Quote every line of the data below as it stands, omitting pictures.

################

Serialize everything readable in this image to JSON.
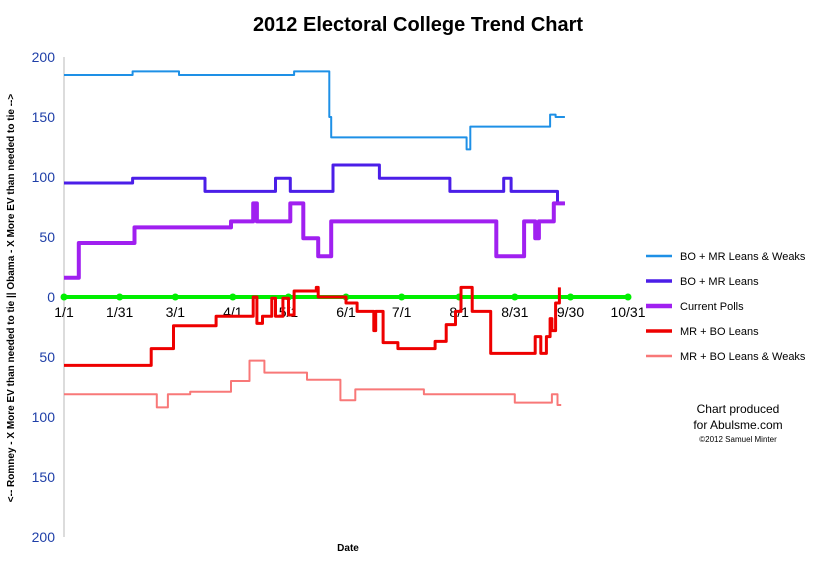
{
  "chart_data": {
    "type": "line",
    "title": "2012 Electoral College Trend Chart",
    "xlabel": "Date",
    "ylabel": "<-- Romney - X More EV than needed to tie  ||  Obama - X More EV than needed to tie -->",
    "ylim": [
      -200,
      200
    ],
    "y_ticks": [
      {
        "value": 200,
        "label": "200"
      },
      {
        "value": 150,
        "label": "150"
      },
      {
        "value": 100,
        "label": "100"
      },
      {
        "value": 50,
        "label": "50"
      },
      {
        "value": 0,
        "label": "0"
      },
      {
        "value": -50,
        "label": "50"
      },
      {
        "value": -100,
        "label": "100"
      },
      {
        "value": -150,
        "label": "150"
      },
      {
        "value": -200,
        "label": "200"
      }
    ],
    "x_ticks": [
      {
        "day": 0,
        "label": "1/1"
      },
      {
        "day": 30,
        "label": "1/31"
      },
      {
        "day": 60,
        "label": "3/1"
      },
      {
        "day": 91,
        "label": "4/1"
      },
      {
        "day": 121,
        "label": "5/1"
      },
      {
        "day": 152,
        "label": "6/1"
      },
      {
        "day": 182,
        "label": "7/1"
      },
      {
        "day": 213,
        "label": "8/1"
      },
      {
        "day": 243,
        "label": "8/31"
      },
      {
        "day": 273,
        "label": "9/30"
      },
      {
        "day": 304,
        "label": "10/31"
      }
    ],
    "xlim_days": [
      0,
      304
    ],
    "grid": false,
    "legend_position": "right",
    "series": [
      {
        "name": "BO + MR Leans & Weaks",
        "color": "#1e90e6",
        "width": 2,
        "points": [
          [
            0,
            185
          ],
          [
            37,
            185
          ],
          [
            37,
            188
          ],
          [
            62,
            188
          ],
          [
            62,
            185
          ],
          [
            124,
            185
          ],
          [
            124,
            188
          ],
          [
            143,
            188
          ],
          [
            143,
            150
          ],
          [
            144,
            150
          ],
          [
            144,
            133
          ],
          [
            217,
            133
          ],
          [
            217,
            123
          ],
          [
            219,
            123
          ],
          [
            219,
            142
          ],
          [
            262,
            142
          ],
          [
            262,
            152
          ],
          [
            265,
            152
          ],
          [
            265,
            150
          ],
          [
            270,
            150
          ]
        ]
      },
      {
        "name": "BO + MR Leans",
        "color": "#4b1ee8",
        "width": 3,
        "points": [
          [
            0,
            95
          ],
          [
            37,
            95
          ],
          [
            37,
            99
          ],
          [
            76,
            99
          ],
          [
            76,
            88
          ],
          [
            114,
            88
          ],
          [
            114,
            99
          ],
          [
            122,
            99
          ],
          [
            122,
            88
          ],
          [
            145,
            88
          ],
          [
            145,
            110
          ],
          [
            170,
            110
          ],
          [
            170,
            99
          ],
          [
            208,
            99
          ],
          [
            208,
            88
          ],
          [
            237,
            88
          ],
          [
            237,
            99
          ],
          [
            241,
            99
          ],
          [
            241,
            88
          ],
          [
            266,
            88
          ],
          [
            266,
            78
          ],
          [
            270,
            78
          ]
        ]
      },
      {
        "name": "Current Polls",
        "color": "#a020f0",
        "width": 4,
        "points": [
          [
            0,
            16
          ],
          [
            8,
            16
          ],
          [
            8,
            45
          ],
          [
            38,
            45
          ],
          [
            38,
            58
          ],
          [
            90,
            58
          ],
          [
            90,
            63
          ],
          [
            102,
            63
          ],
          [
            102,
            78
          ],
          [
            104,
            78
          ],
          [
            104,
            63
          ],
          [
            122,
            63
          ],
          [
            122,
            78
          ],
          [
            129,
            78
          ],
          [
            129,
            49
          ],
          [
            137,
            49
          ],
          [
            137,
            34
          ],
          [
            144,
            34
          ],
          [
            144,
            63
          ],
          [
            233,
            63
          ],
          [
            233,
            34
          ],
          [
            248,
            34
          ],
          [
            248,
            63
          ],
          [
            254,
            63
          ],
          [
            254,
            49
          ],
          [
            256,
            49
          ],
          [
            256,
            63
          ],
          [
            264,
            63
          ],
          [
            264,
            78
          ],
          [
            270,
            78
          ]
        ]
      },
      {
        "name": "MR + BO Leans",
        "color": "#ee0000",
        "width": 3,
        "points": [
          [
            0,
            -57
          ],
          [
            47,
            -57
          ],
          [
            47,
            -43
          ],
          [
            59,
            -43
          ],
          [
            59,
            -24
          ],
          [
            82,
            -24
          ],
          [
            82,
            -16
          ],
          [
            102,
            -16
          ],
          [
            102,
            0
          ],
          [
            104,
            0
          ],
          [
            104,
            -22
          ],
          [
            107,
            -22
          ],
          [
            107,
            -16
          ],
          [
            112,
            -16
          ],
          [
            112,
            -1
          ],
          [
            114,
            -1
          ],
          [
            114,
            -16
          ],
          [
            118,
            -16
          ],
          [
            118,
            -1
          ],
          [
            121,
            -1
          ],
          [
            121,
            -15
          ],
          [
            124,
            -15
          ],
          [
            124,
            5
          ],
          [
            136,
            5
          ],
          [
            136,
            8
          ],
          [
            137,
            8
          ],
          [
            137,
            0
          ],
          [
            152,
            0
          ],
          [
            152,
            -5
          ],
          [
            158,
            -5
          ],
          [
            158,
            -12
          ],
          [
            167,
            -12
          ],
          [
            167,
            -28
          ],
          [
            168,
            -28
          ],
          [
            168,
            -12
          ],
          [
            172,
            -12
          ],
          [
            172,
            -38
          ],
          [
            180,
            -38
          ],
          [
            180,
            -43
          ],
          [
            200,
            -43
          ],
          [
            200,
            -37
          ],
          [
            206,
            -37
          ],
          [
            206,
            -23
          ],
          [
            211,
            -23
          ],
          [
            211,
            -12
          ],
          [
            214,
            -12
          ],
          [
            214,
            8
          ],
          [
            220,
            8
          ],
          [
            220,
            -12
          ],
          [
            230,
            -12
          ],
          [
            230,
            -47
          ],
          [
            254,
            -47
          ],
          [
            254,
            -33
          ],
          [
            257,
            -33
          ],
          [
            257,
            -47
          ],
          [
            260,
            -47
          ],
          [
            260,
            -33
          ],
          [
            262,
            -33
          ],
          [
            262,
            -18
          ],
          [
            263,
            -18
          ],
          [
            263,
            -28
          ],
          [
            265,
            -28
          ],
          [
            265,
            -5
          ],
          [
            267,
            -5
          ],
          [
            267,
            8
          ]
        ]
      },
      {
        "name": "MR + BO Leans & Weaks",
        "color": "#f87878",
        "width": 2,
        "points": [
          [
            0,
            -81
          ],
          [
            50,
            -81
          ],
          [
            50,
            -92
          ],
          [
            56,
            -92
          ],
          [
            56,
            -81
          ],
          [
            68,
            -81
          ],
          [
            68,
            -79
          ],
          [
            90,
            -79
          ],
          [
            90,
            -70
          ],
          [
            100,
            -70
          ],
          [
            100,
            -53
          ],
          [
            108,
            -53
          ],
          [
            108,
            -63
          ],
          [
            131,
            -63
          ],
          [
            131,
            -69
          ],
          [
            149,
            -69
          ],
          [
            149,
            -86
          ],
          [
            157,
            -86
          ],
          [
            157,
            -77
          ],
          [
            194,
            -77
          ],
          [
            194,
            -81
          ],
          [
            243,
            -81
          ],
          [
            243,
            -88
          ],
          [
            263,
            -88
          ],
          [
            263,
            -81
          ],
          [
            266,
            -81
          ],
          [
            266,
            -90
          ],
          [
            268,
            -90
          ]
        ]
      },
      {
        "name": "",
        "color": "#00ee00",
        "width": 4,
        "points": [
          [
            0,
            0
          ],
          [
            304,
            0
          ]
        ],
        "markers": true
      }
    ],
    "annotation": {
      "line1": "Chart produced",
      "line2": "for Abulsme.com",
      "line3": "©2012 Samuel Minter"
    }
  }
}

################

COMPLETED TASK:
Serialize everything readable in this image to JSON.
{
  "chart_data": {
    "type": "line",
    "title": "2012 Electoral College Trend Chart",
    "xlabel": "Date",
    "ylabel": "<-- Romney - X More EV than needed to tie  ||  Obama - X More EV than needed to tie -->",
    "ylim": [
      -200,
      200
    ],
    "y_ticks": [
      {
        "value": 200,
        "label": "200"
      },
      {
        "value": 150,
        "label": "150"
      },
      {
        "value": 100,
        "label": "100"
      },
      {
        "value": 50,
        "label": "50"
      },
      {
        "value": 0,
        "label": "0"
      },
      {
        "value": -50,
        "label": "50"
      },
      {
        "value": -100,
        "label": "100"
      },
      {
        "value": -150,
        "label": "150"
      },
      {
        "value": -200,
        "label": "200"
      }
    ],
    "x_ticks": [
      {
        "day": 0,
        "label": "1/1"
      },
      {
        "day": 30,
        "label": "1/31"
      },
      {
        "day": 60,
        "label": "3/1"
      },
      {
        "day": 91,
        "label": "4/1"
      },
      {
        "day": 121,
        "label": "5/1"
      },
      {
        "day": 152,
        "label": "6/1"
      },
      {
        "day": 182,
        "label": "7/1"
      },
      {
        "day": 213,
        "label": "8/1"
      },
      {
        "day": 243,
        "label": "8/31"
      },
      {
        "day": 273,
        "label": "9/30"
      },
      {
        "day": 304,
        "label": "10/31"
      }
    ],
    "xlim_days": [
      0,
      304
    ],
    "grid": false,
    "legend_position": "right",
    "series": [
      {
        "name": "BO + MR Leans & Weaks",
        "color": "#1e90e6",
        "width": 2,
        "points": [
          [
            0,
            185
          ],
          [
            37,
            185
          ],
          [
            37,
            188
          ],
          [
            62,
            188
          ],
          [
            62,
            185
          ],
          [
            124,
            185
          ],
          [
            124,
            188
          ],
          [
            143,
            188
          ],
          [
            143,
            150
          ],
          [
            144,
            150
          ],
          [
            144,
            133
          ],
          [
            217,
            133
          ],
          [
            217,
            123
          ],
          [
            219,
            123
          ],
          [
            219,
            142
          ],
          [
            262,
            142
          ],
          [
            262,
            152
          ],
          [
            265,
            152
          ],
          [
            265,
            150
          ],
          [
            270,
            150
          ]
        ]
      },
      {
        "name": "BO + MR Leans",
        "color": "#4b1ee8",
        "width": 3,
        "points": [
          [
            0,
            95
          ],
          [
            37,
            95
          ],
          [
            37,
            99
          ],
          [
            76,
            99
          ],
          [
            76,
            88
          ],
          [
            114,
            88
          ],
          [
            114,
            99
          ],
          [
            122,
            99
          ],
          [
            122,
            88
          ],
          [
            145,
            88
          ],
          [
            145,
            110
          ],
          [
            170,
            110
          ],
          [
            170,
            99
          ],
          [
            208,
            99
          ],
          [
            208,
            88
          ],
          [
            237,
            88
          ],
          [
            237,
            99
          ],
          [
            241,
            99
          ],
          [
            241,
            88
          ],
          [
            266,
            88
          ],
          [
            266,
            78
          ],
          [
            270,
            78
          ]
        ]
      },
      {
        "name": "Current Polls",
        "color": "#a020f0",
        "width": 4,
        "points": [
          [
            0,
            16
          ],
          [
            8,
            16
          ],
          [
            8,
            45
          ],
          [
            38,
            45
          ],
          [
            38,
            58
          ],
          [
            90,
            58
          ],
          [
            90,
            63
          ],
          [
            102,
            63
          ],
          [
            102,
            78
          ],
          [
            104,
            78
          ],
          [
            104,
            63
          ],
          [
            122,
            63
          ],
          [
            122,
            78
          ],
          [
            129,
            78
          ],
          [
            129,
            49
          ],
          [
            137,
            49
          ],
          [
            137,
            34
          ],
          [
            144,
            34
          ],
          [
            144,
            63
          ],
          [
            233,
            63
          ],
          [
            233,
            34
          ],
          [
            248,
            34
          ],
          [
            248,
            63
          ],
          [
            254,
            63
          ],
          [
            254,
            49
          ],
          [
            256,
            49
          ],
          [
            256,
            63
          ],
          [
            264,
            63
          ],
          [
            264,
            78
          ],
          [
            270,
            78
          ]
        ]
      },
      {
        "name": "MR + BO Leans",
        "color": "#ee0000",
        "width": 3,
        "points": [
          [
            0,
            -57
          ],
          [
            47,
            -57
          ],
          [
            47,
            -43
          ],
          [
            59,
            -43
          ],
          [
            59,
            -24
          ],
          [
            82,
            -24
          ],
          [
            82,
            -16
          ],
          [
            102,
            -16
          ],
          [
            102,
            0
          ],
          [
            104,
            0
          ],
          [
            104,
            -22
          ],
          [
            107,
            -22
          ],
          [
            107,
            -16
          ],
          [
            112,
            -16
          ],
          [
            112,
            -1
          ],
          [
            114,
            -1
          ],
          [
            114,
            -16
          ],
          [
            118,
            -16
          ],
          [
            118,
            -1
          ],
          [
            121,
            -1
          ],
          [
            121,
            -15
          ],
          [
            124,
            -15
          ],
          [
            124,
            5
          ],
          [
            136,
            5
          ],
          [
            136,
            8
          ],
          [
            137,
            8
          ],
          [
            137,
            0
          ],
          [
            152,
            0
          ],
          [
            152,
            -5
          ],
          [
            158,
            -5
          ],
          [
            158,
            -12
          ],
          [
            167,
            -12
          ],
          [
            167,
            -28
          ],
          [
            168,
            -28
          ],
          [
            168,
            -12
          ],
          [
            172,
            -12
          ],
          [
            172,
            -38
          ],
          [
            180,
            -38
          ],
          [
            180,
            -43
          ],
          [
            200,
            -43
          ],
          [
            200,
            -37
          ],
          [
            206,
            -37
          ],
          [
            206,
            -23
          ],
          [
            211,
            -23
          ],
          [
            211,
            -12
          ],
          [
            214,
            -12
          ],
          [
            214,
            8
          ],
          [
            220,
            8
          ],
          [
            220,
            -12
          ],
          [
            230,
            -12
          ],
          [
            230,
            -47
          ],
          [
            254,
            -47
          ],
          [
            254,
            -33
          ],
          [
            257,
            -33
          ],
          [
            257,
            -47
          ],
          [
            260,
            -47
          ],
          [
            260,
            -33
          ],
          [
            262,
            -33
          ],
          [
            262,
            -18
          ],
          [
            263,
            -18
          ],
          [
            263,
            -28
          ],
          [
            265,
            -28
          ],
          [
            265,
            -5
          ],
          [
            267,
            -5
          ],
          [
            267,
            8
          ]
        ]
      },
      {
        "name": "MR + BO Leans & Weaks",
        "color": "#f87878",
        "width": 2,
        "points": [
          [
            0,
            -81
          ],
          [
            50,
            -81
          ],
          [
            50,
            -92
          ],
          [
            56,
            -92
          ],
          [
            56,
            -81
          ],
          [
            68,
            -81
          ],
          [
            68,
            -79
          ],
          [
            90,
            -79
          ],
          [
            90,
            -70
          ],
          [
            100,
            -70
          ],
          [
            100,
            -53
          ],
          [
            108,
            -53
          ],
          [
            108,
            -63
          ],
          [
            131,
            -63
          ],
          [
            131,
            -69
          ],
          [
            149,
            -69
          ],
          [
            149,
            -86
          ],
          [
            157,
            -86
          ],
          [
            157,
            -77
          ],
          [
            194,
            -77
          ],
          [
            194,
            -81
          ],
          [
            243,
            -81
          ],
          [
            243,
            -88
          ],
          [
            263,
            -88
          ],
          [
            263,
            -81
          ],
          [
            266,
            -81
          ],
          [
            266,
            -90
          ],
          [
            268,
            -90
          ]
        ]
      },
      {
        "name": "",
        "color": "#00ee00",
        "width": 4,
        "points": [
          [
            0,
            0
          ],
          [
            304,
            0
          ]
        ],
        "markers": true
      }
    ],
    "annotation": {
      "line1": "Chart produced",
      "line2": "for Abulsme.com",
      "line3": "©2012 Samuel Minter"
    }
  }
}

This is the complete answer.